Stored data
┌──

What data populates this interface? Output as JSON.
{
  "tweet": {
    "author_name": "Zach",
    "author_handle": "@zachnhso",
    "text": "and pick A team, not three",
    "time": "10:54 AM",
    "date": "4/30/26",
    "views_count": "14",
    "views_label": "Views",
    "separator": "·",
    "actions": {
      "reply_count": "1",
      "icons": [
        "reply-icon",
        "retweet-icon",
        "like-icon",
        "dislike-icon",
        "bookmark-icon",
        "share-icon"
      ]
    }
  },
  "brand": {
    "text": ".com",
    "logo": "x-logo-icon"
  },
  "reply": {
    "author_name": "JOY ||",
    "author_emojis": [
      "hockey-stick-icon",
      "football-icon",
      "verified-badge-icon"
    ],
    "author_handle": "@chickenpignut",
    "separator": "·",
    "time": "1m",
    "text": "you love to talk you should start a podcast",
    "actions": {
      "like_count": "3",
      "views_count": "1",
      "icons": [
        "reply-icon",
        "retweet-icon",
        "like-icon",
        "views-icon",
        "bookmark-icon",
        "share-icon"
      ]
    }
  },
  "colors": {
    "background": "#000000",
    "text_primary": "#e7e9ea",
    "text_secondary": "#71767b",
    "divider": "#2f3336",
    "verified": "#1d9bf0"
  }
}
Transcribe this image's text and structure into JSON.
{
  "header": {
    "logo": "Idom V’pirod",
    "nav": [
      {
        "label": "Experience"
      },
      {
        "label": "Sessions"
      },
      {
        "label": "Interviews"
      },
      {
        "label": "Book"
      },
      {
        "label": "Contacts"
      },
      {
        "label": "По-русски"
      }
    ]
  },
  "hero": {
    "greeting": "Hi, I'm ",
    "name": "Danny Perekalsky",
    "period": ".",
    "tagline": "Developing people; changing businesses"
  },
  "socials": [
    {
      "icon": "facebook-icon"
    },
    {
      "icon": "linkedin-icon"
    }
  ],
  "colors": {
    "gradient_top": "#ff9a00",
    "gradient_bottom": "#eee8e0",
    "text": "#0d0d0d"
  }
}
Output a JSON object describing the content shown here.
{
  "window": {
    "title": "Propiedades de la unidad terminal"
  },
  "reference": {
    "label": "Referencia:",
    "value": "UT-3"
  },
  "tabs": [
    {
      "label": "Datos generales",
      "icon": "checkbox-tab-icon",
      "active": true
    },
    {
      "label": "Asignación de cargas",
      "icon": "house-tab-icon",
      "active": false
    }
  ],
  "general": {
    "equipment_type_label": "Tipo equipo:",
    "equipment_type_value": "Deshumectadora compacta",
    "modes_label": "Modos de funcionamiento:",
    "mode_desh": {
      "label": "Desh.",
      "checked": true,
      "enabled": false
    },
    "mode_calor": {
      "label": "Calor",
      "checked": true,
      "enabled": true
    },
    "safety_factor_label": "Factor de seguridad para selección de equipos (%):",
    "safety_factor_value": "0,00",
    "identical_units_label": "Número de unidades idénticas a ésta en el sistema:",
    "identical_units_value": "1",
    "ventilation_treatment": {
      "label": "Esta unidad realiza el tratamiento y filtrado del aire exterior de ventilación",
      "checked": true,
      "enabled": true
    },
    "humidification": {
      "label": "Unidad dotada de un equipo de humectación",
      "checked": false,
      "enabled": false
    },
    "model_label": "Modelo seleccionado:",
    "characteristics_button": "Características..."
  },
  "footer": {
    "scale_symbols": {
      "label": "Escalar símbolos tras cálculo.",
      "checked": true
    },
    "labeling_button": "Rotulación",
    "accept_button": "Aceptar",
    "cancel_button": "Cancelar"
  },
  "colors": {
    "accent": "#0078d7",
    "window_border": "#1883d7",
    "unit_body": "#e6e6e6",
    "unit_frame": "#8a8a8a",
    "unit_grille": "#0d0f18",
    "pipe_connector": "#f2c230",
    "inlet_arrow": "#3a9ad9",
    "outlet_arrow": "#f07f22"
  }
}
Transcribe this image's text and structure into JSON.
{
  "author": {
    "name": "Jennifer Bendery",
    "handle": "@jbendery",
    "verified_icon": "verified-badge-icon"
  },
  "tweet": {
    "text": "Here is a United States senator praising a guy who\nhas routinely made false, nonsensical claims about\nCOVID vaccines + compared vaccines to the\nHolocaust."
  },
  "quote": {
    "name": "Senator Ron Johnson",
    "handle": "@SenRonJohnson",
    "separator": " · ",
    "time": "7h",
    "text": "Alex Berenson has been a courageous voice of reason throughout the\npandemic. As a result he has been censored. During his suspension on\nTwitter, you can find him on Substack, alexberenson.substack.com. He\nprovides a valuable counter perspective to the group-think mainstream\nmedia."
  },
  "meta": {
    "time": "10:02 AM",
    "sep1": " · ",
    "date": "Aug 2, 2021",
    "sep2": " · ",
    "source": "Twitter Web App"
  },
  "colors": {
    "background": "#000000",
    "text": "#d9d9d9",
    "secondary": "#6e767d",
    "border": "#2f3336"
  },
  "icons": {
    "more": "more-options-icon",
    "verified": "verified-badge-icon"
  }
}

└──

## Exercise aim
Using the entries above, please restate each one word for word.

## Complete output
What data populates this interface? Output as JSON.
{
  "tweet": {
    "author_name": "Zach",
    "author_handle": "@zachnhso",
    "text": "and pick A team, not three",
    "time": "10:54 AM",
    "date": "4/30/26",
    "views_count": "14",
    "views_label": "Views",
    "separator": "·",
    "actions": {
      "reply_count": "1",
      "icons": [
        "reply-icon",
        "retweet-icon",
        "like-icon",
        "dislike-icon",
        "bookmark-icon",
        "share-icon"
      ]
    }
  },
  "brand": {
    "text": ".com",
    "logo": "x-logo-icon"
  },
  "reply": {
    "author_name": "JOY ||",
    "author_emojis": [
      "hockey-stick-icon",
      "football-icon",
      "verified-badge-icon"
    ],
    "author_handle": "@chickenpignut",
    "separator": "·",
    "time": "1m",
    "text": "you love to talk you should start a podcast",
    "actions": {
      "like_count": "3",
      "views_count": "1",
      "icons": [
        "reply-icon",
        "retweet-icon",
        "like-icon",
        "views-icon",
        "bookmark-icon",
        "share-icon"
      ]
    }
  },
  "colors": {
    "background": "#000000",
    "text_primary": "#e7e9ea",
    "text_secondary": "#71767b",
    "divider": "#2f3336",
    "verified": "#1d9bf0"
  }
}
Transcribe this image's text and structure into JSON.
{
  "header": {
    "logo": "Idom V’pirod",
    "nav": [
      {
        "label": "Experience"
      },
      {
        "label": "Sessions"
      },
      {
        "label": "Interviews"
      },
      {
        "label": "Book"
      },
      {
        "label": "Contacts"
      },
      {
        "label": "По-русски"
      }
    ]
  },
  "hero": {
    "greeting": "Hi, I'm ",
    "name": "Danny Perekalsky",
    "period": ".",
    "tagline": "Developing people; changing businesses"
  },
  "socials": [
    {
      "icon": "facebook-icon"
    },
    {
      "icon": "linkedin-icon"
    }
  ],
  "colors": {
    "gradient_top": "#ff9a00",
    "gradient_bottom": "#eee8e0",
    "text": "#0d0d0d"
  }
}
Output a JSON object describing the content shown here.
{
  "window": {
    "title": "Propiedades de la unidad terminal"
  },
  "reference": {
    "label": "Referencia:",
    "value": "UT-3"
  },
  "tabs": [
    {
      "label": "Datos generales",
      "icon": "checkbox-tab-icon",
      "active": true
    },
    {
      "label": "Asignación de cargas",
      "icon": "house-tab-icon",
      "active": false
    }
  ],
  "general": {
    "equipment_type_label": "Tipo equipo:",
    "equipment_type_value": "Deshumectadora compacta",
    "modes_label": "Modos de funcionamiento:",
    "mode_desh": {
      "label": "Desh.",
      "checked": true,
      "enabled": false
    },
    "mode_calor": {
      "label": "Calor",
      "checked": true,
      "enabled": true
    },
    "safety_factor_label": "Factor de seguridad para selección de equipos (%):",
    "safety_factor_value": "0,00",
    "identical_units_label": "Número de unidades idénticas a ésta en el sistema:",
    "identical_units_value": "1",
    "ventilation_treatment": {
      "label": "Esta unidad realiza el tratamiento y filtrado del aire exterior de ventilación",
      "checked": true,
      "enabled": true
    },
    "humidification": {
      "label": "Unidad dotada de un equipo de humectación",
      "checked": false,
      "enabled": false
    },
    "model_label": "Modelo seleccionado:",
    "characteristics_button": "Características..."
  },
  "footer": {
    "scale_symbols": {
      "label": "Escalar símbolos tras cálculo.",
      "checked": true
    },
    "labeling_button": "Rotulación",
    "accept_button": "Aceptar",
    "cancel_button": "Cancelar"
  },
  "colors": {
    "accent": "#0078d7",
    "window_border": "#1883d7",
    "unit_body": "#e6e6e6",
    "unit_frame": "#8a8a8a",
    "unit_grille": "#0d0f18",
    "pipe_connector": "#f2c230",
    "inlet_arrow": "#3a9ad9",
    "outlet_arrow": "#f07f22"
  }
}
Transcribe this image's text and structure into JSON.
{
  "author": {
    "name": "Jennifer Bendery",
    "handle": "@jbendery",
    "verified_icon": "verified-badge-icon"
  },
  "tweet": {
    "text": "Here is a United States senator praising a guy who\nhas routinely made false, nonsensical claims about\nCOVID vaccines + compared vaccines to the\nHolocaust."
  },
  "quote": {
    "name": "Senator Ron Johnson",
    "handle": "@SenRonJohnson",
    "separator": " · ",
    "time": "7h",
    "text": "Alex Berenson has been a courageous voice of reason throughout the\npandemic. As a result he has been censored. During his suspension on\nTwitter, you can find him on Substack, alexberenson.substack.com. He\nprovides a valuable counter perspective to the group-think mainstream\nmedia."
  },
  "meta": {
    "time": "10:02 AM",
    "sep1": " · ",
    "date": "Aug 2, 2021",
    "sep2": " · ",
    "source": "Twitter Web App"
  },
  "colors": {
    "background": "#000000",
    "text": "#d9d9d9",
    "secondary": "#6e767d",
    "border": "#2f3336"
  },
  "icons": {
    "more": "more-options-icon",
    "verified": "verified-badge-icon"
  }
}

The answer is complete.